- [STATED GOAL]: Copy every line, leaving nothing out and adding nothing.
++++
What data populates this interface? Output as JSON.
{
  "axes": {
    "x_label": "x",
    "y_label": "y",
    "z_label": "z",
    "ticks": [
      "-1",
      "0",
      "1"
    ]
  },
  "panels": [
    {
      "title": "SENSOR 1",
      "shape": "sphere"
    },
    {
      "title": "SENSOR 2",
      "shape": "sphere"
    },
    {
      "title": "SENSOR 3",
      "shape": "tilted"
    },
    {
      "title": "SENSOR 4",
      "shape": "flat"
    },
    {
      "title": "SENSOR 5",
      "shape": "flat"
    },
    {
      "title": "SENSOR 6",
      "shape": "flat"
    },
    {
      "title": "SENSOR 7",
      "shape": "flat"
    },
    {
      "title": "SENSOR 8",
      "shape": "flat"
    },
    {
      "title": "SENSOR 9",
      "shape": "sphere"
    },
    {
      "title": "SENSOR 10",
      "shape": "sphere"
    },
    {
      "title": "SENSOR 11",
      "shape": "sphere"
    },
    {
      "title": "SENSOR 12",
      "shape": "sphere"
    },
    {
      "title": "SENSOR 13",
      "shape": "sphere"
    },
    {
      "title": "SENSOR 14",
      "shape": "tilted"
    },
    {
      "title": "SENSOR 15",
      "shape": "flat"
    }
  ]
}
++++
- [SOLUTION]:
What data populates this interface? Output as JSON.
{
  "axes": {
    "x_label": "x",
    "y_label": "y",
    "z_label": "z",
    "ticks": [
      "-1",
      "0",
      "1"
    ]
  },
  "panels": [
    {
      "title": "SENSOR 1",
      "shape": "sphere"
    },
    {
      "title": "SENSOR 2",
      "shape": "sphere"
    },
    {
      "title": "SENSOR 3",
      "shape": "tilted"
    },
    {
      "title": "SENSOR 4",
      "shape": "flat"
    },
    {
      "title": "SENSOR 5",
      "shape": "flat"
    },
    {
      "title": "SENSOR 6",
      "shape": "flat"
    },
    {
      "title": "SENSOR 7",
      "shape": "flat"
    },
    {
      "title": "SENSOR 8",
      "shape": "flat"
    },
    {
      "title": "SENSOR 9",
      "shape": "sphere"
    },
    {
      "title": "SENSOR 10",
      "shape": "sphere"
    },
    {
      "title": "SENSOR 11",
      "shape": "sphere"
    },
    {
      "title": "SENSOR 12",
      "shape": "sphere"
    },
    {
      "title": "SENSOR 13",
      "shape": "sphere"
    },
    {
      "title": "SENSOR 14",
      "shape": "tilted"
    },
    {
      "title": "SENSOR 15",
      "shape": "flat"
    }
  ]
}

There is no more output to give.